Lines that contain the string "ammar" are to be copied; leave out all others.
--- Start Data rows ---
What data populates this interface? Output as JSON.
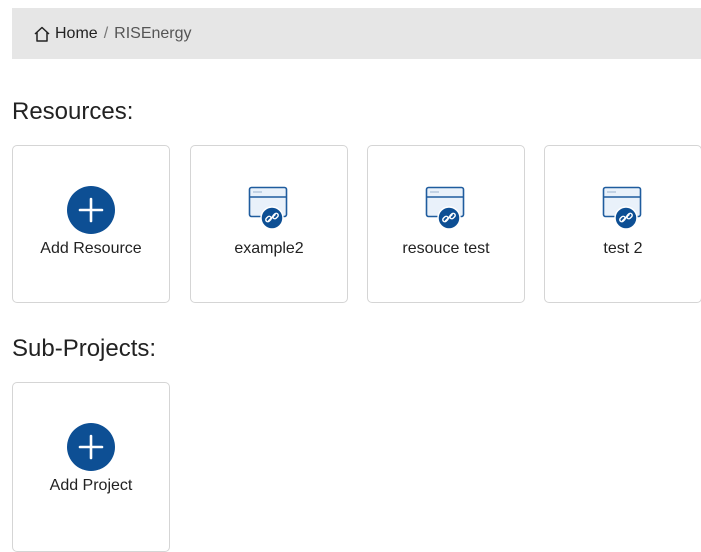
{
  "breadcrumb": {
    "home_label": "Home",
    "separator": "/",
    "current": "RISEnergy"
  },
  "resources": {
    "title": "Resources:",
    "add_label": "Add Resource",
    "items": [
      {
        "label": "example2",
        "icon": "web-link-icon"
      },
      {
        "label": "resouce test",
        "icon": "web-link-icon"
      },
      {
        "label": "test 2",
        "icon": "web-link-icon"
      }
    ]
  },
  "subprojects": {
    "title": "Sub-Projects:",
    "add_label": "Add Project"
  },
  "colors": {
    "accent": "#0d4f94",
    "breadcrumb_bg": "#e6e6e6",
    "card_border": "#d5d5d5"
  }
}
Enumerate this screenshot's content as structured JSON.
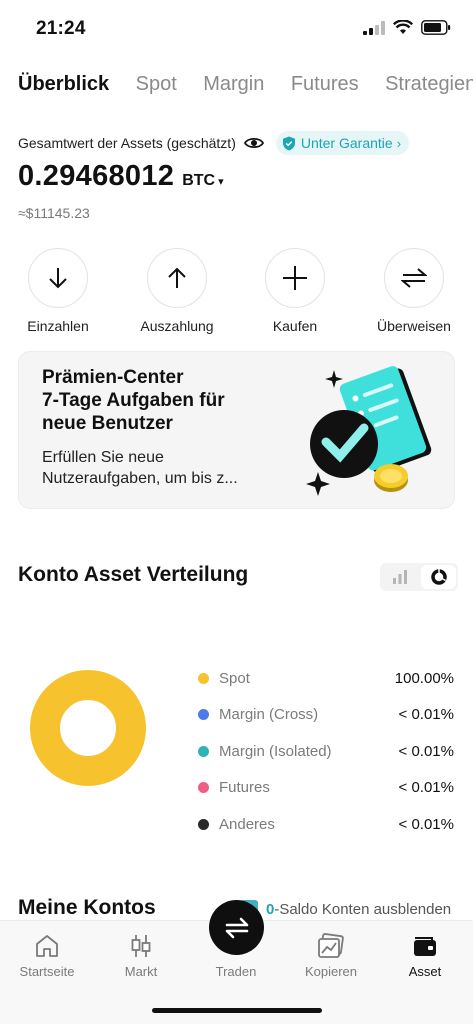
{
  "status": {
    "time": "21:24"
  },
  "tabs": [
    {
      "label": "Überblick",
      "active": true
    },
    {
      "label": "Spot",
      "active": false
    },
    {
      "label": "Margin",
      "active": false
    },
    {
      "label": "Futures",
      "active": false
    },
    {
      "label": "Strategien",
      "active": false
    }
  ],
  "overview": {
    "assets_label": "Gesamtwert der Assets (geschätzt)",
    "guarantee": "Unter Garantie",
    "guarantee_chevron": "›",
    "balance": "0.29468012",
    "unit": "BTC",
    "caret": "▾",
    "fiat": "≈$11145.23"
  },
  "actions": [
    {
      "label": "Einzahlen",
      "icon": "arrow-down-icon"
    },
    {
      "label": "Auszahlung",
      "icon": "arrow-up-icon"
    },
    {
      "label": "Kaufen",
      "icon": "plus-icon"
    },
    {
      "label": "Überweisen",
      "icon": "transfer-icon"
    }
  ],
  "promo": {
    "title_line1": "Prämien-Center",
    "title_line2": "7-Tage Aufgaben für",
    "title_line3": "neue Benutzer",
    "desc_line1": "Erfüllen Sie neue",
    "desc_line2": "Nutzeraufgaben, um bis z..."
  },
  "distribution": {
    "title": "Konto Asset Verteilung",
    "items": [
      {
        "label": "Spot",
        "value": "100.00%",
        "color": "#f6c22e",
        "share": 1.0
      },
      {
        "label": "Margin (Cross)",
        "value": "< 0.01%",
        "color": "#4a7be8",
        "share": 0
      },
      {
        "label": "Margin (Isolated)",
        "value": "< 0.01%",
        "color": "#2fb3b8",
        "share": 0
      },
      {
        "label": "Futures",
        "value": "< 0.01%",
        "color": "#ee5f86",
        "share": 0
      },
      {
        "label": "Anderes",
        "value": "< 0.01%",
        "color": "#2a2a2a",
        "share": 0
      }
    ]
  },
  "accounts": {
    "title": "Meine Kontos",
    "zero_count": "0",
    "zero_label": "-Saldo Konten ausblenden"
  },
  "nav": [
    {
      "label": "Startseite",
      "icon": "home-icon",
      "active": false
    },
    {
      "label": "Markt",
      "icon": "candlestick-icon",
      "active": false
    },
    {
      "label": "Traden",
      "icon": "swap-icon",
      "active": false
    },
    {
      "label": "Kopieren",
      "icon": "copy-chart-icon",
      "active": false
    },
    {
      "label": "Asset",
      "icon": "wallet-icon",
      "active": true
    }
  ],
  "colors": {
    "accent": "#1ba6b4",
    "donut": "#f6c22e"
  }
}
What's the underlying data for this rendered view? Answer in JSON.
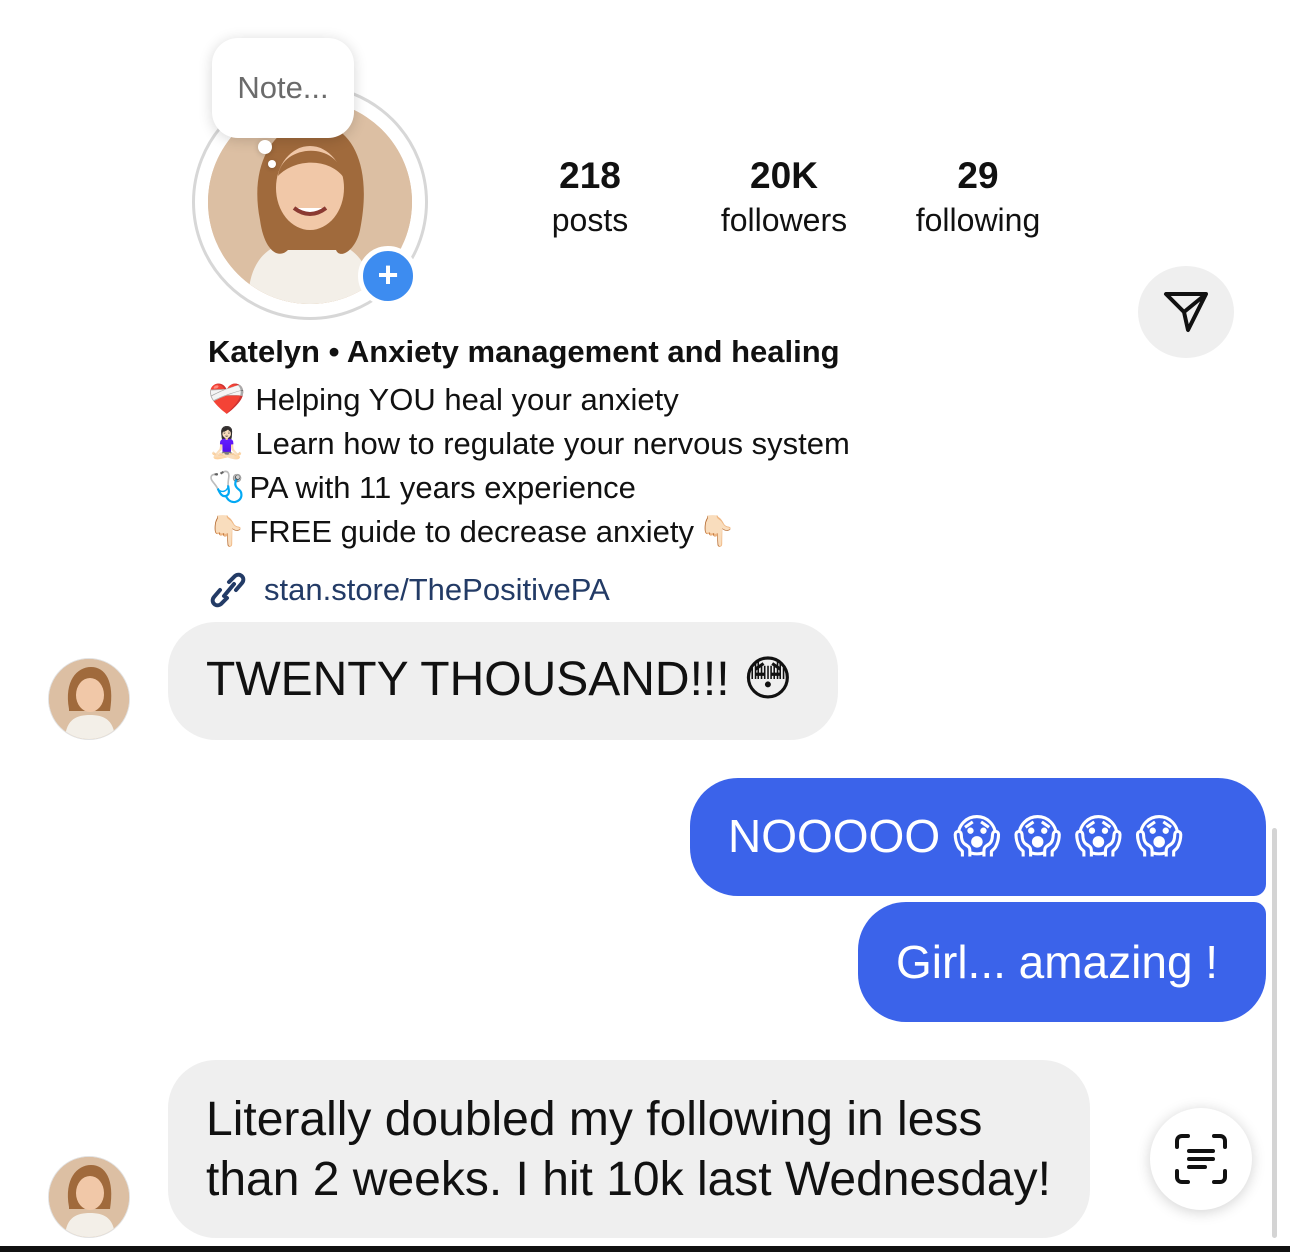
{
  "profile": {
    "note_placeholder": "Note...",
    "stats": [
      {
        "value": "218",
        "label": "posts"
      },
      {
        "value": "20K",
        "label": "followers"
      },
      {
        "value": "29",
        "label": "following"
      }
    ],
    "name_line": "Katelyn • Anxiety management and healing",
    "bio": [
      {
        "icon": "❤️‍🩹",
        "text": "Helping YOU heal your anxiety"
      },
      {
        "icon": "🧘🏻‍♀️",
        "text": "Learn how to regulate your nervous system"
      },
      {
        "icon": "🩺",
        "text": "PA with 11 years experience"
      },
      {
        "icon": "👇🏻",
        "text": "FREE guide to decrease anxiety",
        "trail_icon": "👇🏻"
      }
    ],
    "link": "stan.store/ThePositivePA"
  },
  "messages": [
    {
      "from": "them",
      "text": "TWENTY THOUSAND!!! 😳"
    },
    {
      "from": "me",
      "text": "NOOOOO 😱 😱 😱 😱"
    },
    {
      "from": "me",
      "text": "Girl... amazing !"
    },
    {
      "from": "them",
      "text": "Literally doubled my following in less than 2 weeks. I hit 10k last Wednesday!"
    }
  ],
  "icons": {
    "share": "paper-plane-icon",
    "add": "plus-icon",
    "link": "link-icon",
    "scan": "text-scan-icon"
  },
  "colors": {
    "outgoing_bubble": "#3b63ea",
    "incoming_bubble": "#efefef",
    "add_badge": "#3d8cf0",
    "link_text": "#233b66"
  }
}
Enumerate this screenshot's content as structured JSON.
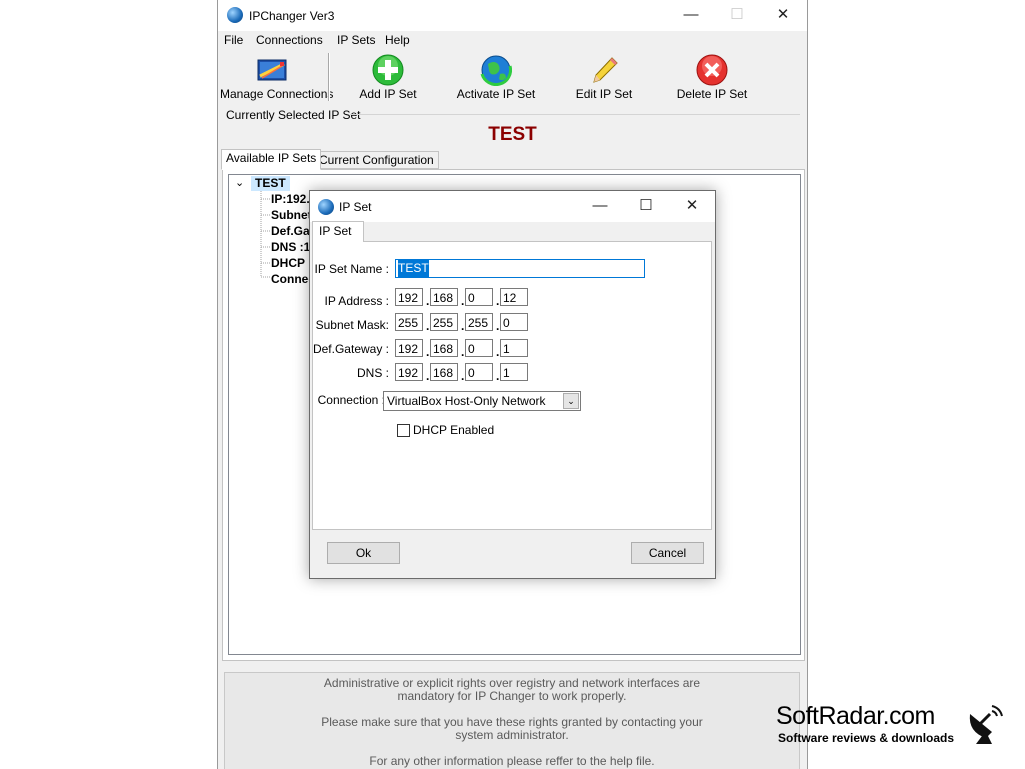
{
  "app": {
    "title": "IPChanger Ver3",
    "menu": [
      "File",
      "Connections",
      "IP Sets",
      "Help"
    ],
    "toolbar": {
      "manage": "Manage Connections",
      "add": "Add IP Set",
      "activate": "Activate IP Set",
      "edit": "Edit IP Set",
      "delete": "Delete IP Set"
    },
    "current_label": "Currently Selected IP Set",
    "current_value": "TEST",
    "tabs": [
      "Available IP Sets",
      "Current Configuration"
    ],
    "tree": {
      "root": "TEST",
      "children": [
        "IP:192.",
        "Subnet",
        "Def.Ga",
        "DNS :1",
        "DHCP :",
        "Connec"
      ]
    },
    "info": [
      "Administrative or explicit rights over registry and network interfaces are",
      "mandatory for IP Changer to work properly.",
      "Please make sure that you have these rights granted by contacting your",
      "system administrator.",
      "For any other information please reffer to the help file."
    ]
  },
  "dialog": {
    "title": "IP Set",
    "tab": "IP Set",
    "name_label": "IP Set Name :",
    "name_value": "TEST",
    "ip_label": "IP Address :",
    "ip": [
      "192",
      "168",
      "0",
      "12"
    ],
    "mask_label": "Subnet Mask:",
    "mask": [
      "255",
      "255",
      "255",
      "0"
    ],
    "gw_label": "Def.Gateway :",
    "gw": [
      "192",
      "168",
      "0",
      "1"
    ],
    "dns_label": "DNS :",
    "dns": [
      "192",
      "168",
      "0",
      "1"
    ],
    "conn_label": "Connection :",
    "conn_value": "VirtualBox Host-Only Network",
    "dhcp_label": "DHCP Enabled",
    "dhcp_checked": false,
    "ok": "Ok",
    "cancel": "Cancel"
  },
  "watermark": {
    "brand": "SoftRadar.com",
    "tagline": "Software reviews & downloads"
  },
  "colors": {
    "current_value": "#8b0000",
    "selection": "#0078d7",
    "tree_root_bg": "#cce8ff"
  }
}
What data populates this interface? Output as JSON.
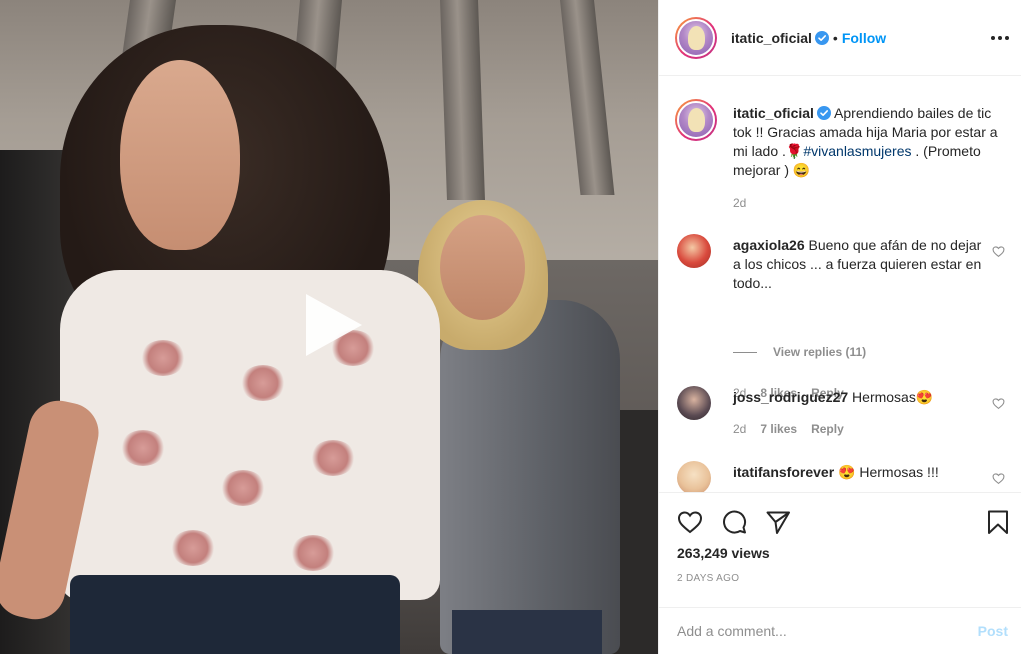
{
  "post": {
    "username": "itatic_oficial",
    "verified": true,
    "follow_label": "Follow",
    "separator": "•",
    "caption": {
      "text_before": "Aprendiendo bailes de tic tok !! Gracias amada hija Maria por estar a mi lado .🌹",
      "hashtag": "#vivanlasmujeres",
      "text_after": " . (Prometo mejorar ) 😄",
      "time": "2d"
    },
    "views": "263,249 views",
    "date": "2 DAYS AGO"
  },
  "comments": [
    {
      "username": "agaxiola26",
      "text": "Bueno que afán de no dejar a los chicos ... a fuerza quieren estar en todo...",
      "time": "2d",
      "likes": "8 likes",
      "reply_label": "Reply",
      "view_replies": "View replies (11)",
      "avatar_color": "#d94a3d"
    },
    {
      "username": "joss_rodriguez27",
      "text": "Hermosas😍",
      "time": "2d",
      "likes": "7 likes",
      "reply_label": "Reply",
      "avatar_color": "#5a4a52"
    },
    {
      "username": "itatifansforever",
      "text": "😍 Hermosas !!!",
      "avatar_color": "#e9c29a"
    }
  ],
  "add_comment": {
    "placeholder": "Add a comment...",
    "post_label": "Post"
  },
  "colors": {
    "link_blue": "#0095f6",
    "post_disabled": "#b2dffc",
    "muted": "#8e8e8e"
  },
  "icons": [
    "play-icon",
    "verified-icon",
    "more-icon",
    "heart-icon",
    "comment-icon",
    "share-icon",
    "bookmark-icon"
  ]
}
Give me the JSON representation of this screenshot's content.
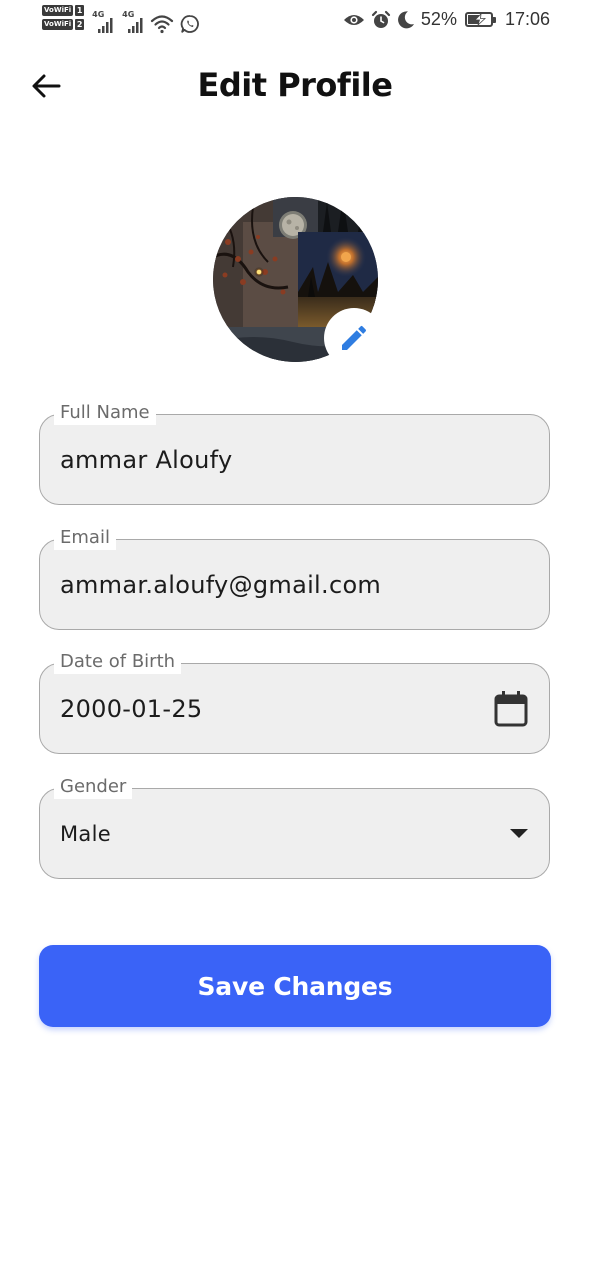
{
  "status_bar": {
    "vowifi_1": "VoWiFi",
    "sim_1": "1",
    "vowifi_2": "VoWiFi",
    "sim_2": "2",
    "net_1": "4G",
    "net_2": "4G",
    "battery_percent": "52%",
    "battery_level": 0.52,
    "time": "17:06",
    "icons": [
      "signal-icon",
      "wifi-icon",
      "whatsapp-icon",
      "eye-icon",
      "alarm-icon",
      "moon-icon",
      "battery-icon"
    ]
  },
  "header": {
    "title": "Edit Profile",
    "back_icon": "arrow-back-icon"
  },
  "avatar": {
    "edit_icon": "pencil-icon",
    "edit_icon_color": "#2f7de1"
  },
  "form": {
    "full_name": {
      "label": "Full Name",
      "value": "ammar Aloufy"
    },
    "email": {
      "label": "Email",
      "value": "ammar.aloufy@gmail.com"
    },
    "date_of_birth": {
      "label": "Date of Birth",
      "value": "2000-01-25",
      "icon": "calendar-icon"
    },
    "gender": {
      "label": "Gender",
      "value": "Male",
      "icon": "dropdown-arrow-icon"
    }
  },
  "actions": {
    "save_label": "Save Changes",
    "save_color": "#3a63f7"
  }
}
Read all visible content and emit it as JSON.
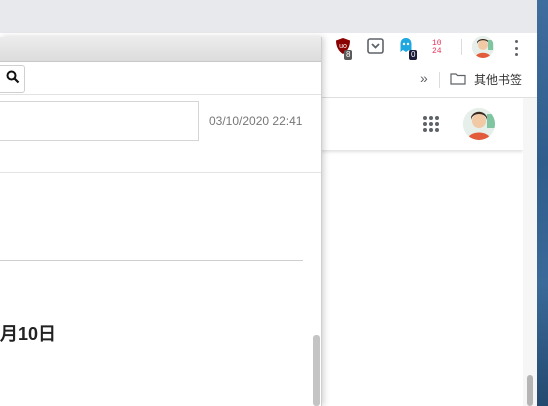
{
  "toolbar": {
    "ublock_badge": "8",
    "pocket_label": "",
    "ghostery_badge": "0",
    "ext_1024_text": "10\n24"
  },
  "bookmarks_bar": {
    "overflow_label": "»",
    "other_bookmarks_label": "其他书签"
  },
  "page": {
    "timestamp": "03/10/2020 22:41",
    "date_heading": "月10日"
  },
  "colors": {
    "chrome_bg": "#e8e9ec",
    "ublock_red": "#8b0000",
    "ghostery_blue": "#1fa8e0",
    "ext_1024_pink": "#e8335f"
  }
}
--- End Data rows ---
Completed task »
      "value": "ammar Aloufy"
      "value": "ammar.aloufy@gmail.com"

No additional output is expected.